*What is needed*. In the material below, list every line carrying the string "dotted".

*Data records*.

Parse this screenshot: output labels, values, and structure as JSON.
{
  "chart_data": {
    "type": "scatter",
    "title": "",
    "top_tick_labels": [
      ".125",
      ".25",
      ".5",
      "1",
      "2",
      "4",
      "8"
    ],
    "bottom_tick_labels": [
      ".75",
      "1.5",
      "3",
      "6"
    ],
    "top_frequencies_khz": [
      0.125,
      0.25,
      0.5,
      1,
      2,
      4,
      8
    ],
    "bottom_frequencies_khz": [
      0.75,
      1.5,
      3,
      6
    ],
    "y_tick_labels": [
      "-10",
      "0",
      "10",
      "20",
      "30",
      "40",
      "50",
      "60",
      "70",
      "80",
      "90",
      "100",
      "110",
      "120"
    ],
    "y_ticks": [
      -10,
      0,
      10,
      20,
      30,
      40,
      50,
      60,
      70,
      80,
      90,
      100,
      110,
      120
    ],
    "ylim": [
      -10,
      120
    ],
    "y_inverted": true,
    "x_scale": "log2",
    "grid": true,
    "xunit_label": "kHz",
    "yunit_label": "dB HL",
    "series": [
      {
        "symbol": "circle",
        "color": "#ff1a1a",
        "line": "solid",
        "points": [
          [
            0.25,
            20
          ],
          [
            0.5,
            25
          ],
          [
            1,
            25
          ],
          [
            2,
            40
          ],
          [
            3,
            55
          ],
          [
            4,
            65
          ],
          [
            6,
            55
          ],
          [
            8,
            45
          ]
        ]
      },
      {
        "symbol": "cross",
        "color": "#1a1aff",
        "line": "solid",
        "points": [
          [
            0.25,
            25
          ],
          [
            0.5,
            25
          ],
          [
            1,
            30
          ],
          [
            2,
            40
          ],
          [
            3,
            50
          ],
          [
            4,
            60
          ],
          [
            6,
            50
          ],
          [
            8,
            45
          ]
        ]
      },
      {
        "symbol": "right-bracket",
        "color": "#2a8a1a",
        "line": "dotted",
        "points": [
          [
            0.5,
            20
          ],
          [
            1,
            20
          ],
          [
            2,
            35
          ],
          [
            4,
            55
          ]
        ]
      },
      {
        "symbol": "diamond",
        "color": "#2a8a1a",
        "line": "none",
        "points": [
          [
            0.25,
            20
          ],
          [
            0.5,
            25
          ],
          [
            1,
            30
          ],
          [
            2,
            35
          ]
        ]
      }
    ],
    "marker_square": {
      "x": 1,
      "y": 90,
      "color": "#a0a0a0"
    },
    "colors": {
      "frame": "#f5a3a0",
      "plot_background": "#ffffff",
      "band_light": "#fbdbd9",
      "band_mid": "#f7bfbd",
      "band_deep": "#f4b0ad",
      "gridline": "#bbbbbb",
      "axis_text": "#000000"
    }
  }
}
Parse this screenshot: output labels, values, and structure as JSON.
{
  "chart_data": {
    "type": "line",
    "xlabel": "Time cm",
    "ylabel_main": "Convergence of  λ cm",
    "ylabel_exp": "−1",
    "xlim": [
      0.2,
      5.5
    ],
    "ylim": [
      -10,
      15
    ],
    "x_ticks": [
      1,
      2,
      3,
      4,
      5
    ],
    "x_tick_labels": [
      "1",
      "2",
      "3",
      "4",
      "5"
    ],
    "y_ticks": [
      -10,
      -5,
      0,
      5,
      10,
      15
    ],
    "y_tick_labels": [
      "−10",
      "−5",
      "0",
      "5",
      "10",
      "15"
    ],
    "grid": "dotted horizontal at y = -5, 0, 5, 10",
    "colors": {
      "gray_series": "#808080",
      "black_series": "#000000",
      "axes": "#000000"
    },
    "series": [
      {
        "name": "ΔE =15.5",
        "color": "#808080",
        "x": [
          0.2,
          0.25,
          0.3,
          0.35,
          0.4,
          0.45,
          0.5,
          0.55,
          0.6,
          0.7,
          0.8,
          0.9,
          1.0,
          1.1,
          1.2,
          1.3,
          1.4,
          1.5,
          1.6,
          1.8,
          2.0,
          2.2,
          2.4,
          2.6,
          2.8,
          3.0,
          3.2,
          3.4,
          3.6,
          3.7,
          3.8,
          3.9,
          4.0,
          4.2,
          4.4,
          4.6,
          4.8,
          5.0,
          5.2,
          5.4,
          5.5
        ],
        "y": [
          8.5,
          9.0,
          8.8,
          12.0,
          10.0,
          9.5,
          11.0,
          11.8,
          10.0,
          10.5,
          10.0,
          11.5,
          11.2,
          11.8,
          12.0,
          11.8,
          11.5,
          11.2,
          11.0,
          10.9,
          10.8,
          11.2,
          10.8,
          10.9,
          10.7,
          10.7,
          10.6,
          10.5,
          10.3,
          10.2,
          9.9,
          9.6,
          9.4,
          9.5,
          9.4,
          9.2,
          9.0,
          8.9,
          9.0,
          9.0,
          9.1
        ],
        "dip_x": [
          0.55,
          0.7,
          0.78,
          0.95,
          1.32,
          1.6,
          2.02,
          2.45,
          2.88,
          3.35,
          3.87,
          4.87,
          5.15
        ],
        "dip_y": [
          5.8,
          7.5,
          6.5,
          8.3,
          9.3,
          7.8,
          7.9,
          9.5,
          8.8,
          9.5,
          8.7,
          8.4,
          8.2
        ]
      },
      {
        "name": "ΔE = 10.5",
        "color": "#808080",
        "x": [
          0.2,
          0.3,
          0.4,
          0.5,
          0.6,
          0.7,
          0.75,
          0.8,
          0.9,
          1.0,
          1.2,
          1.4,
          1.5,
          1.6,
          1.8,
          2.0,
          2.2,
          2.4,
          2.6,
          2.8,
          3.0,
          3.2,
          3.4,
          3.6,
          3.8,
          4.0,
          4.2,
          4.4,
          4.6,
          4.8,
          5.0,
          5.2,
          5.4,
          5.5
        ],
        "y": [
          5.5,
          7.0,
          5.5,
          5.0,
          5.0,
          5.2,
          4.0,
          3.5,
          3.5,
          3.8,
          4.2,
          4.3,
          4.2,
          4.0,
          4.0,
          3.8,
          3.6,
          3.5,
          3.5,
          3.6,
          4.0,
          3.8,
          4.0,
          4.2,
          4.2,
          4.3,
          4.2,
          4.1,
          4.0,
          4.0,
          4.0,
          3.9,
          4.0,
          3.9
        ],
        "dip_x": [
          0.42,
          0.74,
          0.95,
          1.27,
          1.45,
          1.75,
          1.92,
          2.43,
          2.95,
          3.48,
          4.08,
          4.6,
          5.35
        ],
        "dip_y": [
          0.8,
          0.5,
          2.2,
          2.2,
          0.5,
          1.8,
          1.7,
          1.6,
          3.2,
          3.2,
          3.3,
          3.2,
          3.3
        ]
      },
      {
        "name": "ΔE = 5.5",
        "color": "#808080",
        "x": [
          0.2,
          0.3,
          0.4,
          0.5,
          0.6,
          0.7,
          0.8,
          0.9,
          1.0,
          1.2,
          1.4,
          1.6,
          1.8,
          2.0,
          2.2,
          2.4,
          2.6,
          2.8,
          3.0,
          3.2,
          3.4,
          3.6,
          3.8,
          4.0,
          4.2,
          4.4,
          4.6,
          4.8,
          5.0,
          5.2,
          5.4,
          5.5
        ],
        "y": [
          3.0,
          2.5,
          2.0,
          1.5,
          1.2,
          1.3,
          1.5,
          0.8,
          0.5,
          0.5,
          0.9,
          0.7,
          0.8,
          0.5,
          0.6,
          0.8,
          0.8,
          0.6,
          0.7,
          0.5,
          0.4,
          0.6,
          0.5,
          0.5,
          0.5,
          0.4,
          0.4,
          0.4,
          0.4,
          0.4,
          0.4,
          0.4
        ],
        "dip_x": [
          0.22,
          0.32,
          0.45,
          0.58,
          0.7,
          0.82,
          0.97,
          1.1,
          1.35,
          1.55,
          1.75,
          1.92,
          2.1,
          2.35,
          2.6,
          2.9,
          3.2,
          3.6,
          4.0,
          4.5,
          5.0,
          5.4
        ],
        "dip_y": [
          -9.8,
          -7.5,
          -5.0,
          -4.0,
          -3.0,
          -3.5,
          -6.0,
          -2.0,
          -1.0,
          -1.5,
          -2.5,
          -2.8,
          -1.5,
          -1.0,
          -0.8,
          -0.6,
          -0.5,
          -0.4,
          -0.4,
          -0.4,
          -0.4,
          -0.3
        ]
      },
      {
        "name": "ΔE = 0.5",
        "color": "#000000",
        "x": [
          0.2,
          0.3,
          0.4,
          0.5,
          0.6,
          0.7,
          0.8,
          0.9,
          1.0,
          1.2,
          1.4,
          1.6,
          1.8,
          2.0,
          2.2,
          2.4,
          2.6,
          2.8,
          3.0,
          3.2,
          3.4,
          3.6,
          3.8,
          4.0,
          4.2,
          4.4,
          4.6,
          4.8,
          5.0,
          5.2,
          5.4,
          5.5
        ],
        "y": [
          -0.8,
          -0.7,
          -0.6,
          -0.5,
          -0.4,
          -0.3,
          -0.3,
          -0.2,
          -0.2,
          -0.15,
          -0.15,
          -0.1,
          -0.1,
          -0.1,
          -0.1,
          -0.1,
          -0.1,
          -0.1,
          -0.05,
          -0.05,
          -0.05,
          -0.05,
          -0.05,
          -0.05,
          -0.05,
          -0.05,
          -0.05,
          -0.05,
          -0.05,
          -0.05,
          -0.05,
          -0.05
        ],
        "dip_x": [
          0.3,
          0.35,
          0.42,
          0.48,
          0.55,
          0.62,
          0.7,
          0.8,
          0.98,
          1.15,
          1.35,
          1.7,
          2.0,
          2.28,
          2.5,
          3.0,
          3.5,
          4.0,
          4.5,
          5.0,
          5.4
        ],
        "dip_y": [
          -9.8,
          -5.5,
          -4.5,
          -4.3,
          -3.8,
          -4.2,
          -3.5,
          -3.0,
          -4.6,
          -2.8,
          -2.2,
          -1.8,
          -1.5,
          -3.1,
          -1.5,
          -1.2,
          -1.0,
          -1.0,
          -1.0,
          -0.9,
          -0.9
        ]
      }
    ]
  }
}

*Response below*.
        "line": "dotted",
    "grid": "dotted horizontal at y = -5, 0, 5, 10",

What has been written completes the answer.